[START Given data]

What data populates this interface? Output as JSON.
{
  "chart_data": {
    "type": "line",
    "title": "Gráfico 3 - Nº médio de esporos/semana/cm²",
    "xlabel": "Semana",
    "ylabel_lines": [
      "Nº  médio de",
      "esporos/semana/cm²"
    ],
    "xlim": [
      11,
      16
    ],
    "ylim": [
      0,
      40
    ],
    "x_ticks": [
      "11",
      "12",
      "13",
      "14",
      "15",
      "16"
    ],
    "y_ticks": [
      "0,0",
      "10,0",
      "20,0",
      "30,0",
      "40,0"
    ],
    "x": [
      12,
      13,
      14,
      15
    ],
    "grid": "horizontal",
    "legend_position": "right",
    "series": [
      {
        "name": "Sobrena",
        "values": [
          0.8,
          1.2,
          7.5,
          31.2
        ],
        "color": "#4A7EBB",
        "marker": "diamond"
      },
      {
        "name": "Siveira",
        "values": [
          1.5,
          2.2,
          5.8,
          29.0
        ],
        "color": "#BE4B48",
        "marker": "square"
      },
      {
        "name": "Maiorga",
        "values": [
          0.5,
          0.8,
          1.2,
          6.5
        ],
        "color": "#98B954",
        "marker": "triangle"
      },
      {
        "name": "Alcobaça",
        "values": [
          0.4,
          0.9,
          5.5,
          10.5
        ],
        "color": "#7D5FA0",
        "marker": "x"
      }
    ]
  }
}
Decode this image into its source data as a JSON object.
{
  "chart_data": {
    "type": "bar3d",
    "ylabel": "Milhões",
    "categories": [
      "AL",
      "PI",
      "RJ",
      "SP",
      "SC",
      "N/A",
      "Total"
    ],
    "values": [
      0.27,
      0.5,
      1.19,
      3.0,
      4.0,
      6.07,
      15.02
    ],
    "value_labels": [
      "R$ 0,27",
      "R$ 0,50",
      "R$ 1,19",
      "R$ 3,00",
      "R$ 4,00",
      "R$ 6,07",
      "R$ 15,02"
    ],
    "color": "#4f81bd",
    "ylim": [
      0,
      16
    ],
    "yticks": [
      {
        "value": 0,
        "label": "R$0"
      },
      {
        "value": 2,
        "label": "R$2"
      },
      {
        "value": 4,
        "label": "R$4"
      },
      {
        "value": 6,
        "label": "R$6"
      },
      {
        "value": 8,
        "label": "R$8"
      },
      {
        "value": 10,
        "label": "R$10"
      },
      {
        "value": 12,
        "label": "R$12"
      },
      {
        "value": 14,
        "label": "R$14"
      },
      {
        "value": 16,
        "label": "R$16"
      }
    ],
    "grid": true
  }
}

[END Given data]

• **Brief**
Scan the material above for the string "marker" and report each line where you find it.

• **Exercise output**
        "marker": "diamond"
        "marker": "square"
        "marker": "triangle"
        "marker": "x"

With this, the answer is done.